→ **Records from a collection of figures**:
------------------------------------------------------------------------
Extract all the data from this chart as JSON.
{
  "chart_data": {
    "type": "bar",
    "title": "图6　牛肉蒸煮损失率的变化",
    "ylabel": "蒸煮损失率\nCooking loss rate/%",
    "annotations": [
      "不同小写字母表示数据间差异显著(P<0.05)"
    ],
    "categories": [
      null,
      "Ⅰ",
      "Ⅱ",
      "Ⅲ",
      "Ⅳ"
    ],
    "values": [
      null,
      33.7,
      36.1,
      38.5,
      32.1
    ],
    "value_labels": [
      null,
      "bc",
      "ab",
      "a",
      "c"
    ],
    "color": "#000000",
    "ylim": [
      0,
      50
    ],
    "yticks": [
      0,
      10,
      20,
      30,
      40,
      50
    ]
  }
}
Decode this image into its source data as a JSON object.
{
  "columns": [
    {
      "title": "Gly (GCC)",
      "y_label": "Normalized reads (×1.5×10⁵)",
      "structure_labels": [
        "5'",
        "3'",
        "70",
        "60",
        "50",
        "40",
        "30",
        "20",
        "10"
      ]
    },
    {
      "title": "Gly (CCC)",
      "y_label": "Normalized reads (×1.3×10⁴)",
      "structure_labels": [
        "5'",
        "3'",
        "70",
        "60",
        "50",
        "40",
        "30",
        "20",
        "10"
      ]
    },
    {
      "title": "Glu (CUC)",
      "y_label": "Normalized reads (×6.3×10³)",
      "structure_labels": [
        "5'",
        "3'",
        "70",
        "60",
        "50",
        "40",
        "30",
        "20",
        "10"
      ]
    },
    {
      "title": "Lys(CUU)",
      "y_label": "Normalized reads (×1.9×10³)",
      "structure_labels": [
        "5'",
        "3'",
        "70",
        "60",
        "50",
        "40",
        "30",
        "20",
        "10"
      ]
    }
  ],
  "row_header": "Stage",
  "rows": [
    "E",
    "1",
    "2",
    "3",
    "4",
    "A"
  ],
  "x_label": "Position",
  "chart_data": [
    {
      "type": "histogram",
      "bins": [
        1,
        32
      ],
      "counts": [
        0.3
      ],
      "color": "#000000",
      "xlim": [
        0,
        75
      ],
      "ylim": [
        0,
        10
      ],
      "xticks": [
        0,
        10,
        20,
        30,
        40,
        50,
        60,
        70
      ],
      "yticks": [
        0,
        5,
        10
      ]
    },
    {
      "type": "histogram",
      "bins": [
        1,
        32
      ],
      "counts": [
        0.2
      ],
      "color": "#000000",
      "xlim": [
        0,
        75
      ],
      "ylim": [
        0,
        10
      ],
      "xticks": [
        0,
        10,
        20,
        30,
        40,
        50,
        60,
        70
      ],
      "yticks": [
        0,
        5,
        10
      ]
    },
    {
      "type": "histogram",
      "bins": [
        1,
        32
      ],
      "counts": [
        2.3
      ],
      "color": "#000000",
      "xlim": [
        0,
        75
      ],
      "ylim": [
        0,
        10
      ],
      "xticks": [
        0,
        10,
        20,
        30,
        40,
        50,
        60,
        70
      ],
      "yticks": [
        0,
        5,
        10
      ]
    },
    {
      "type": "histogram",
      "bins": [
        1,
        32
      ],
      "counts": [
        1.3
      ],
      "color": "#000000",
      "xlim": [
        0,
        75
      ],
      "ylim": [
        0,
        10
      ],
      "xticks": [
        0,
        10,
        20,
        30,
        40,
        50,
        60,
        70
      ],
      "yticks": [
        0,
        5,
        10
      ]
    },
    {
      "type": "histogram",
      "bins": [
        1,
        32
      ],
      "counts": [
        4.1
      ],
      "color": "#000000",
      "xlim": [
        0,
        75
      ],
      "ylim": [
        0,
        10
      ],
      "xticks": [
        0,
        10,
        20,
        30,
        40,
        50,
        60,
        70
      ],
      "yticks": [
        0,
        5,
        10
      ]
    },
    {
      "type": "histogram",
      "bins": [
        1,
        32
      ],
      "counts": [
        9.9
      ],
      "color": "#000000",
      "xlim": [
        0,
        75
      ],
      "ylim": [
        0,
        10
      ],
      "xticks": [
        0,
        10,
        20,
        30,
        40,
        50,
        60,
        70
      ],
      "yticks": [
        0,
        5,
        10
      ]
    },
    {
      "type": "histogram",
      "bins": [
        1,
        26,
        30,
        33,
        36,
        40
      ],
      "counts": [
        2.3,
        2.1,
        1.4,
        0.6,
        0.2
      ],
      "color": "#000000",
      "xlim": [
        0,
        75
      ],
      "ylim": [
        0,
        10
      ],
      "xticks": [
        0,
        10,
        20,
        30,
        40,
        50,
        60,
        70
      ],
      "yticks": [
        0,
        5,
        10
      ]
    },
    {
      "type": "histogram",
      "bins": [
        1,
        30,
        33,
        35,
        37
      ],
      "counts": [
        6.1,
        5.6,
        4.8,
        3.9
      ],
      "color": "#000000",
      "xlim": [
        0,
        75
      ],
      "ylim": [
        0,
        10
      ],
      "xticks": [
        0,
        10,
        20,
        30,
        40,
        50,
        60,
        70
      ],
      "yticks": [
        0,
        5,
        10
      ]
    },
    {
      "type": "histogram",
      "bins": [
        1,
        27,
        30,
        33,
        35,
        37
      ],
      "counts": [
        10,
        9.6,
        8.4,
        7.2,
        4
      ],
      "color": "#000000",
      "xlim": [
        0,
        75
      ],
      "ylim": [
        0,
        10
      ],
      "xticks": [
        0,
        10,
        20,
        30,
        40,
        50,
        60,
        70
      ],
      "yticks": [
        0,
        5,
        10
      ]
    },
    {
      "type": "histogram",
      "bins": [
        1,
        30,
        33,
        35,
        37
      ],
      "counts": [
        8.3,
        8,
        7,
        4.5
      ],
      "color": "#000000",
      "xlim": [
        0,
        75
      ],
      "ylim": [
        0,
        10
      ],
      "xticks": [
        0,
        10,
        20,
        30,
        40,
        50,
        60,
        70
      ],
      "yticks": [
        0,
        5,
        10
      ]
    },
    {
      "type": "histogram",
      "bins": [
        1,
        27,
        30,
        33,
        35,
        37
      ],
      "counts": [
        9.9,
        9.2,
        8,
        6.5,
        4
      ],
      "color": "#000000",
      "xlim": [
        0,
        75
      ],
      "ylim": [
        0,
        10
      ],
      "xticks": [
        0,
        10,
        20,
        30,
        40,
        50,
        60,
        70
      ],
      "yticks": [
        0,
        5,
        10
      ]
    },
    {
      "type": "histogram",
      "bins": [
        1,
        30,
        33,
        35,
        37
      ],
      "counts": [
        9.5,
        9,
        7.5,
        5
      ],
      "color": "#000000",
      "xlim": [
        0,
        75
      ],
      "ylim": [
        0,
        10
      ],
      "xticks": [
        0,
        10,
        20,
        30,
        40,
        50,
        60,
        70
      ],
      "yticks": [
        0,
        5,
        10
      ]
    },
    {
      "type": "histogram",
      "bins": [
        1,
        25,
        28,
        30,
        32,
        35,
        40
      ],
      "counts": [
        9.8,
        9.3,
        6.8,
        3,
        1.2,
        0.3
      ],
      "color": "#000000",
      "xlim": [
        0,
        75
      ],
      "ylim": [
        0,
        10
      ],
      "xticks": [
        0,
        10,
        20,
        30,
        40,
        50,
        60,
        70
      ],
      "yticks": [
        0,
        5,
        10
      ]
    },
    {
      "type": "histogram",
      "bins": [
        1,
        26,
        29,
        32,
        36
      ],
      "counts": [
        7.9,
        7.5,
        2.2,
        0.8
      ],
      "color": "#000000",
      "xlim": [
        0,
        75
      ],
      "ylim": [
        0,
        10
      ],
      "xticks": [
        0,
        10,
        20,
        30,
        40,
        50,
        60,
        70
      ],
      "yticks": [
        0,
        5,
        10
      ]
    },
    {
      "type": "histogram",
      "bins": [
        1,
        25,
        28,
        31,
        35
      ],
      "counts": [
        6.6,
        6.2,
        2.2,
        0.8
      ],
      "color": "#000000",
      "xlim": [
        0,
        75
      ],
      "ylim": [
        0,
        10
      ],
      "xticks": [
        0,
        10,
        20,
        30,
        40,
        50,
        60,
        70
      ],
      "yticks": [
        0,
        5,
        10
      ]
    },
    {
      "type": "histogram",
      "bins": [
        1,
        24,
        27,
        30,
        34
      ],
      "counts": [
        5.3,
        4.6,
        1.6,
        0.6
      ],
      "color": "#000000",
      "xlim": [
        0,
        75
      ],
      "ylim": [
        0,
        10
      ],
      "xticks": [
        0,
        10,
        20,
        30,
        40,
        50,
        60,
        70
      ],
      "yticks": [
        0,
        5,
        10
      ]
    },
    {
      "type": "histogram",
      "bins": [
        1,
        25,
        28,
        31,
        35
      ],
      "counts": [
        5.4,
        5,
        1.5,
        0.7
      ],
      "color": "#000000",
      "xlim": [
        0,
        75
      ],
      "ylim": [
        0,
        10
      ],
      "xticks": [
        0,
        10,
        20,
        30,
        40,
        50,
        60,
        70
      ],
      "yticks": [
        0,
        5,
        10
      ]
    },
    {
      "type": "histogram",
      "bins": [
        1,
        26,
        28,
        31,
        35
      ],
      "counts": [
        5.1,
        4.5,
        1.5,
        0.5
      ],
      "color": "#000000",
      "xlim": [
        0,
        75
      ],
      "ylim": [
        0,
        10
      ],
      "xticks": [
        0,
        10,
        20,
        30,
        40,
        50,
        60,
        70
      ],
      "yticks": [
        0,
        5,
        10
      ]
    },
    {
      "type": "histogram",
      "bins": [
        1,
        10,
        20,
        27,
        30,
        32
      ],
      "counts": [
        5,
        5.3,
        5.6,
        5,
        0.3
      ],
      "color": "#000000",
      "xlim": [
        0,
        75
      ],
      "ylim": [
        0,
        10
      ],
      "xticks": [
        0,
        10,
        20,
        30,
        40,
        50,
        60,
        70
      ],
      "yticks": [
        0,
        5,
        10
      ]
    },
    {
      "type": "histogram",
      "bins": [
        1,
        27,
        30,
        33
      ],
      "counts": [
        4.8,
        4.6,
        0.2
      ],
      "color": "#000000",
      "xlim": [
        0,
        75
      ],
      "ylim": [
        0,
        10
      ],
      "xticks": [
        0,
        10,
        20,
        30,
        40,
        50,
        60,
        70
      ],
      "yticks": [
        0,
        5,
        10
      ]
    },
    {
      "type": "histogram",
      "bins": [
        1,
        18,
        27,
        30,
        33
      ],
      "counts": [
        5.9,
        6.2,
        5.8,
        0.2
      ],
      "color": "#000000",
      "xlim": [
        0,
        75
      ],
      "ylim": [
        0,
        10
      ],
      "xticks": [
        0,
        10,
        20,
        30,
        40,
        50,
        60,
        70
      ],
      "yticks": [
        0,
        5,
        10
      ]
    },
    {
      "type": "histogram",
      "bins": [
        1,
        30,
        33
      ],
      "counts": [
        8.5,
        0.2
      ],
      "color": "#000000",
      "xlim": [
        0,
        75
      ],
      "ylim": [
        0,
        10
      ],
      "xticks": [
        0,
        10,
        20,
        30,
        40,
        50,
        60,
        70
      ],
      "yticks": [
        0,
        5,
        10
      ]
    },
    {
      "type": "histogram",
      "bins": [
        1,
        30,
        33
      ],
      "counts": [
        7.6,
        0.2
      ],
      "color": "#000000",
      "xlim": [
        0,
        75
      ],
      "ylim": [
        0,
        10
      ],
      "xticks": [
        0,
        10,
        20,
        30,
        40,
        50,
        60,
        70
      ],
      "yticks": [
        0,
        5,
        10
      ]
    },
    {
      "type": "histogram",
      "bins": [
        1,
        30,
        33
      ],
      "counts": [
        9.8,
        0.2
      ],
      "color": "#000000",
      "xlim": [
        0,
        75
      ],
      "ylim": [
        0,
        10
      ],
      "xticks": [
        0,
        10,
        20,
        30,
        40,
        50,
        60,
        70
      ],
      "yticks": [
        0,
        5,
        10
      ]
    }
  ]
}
------------------------------------------------------------------------
→ **SHORT PROBLEM**: Give the number of lines in the listing above that hold the string "this", with nothing else.

→ **EXERCISE OUTPUT**: 2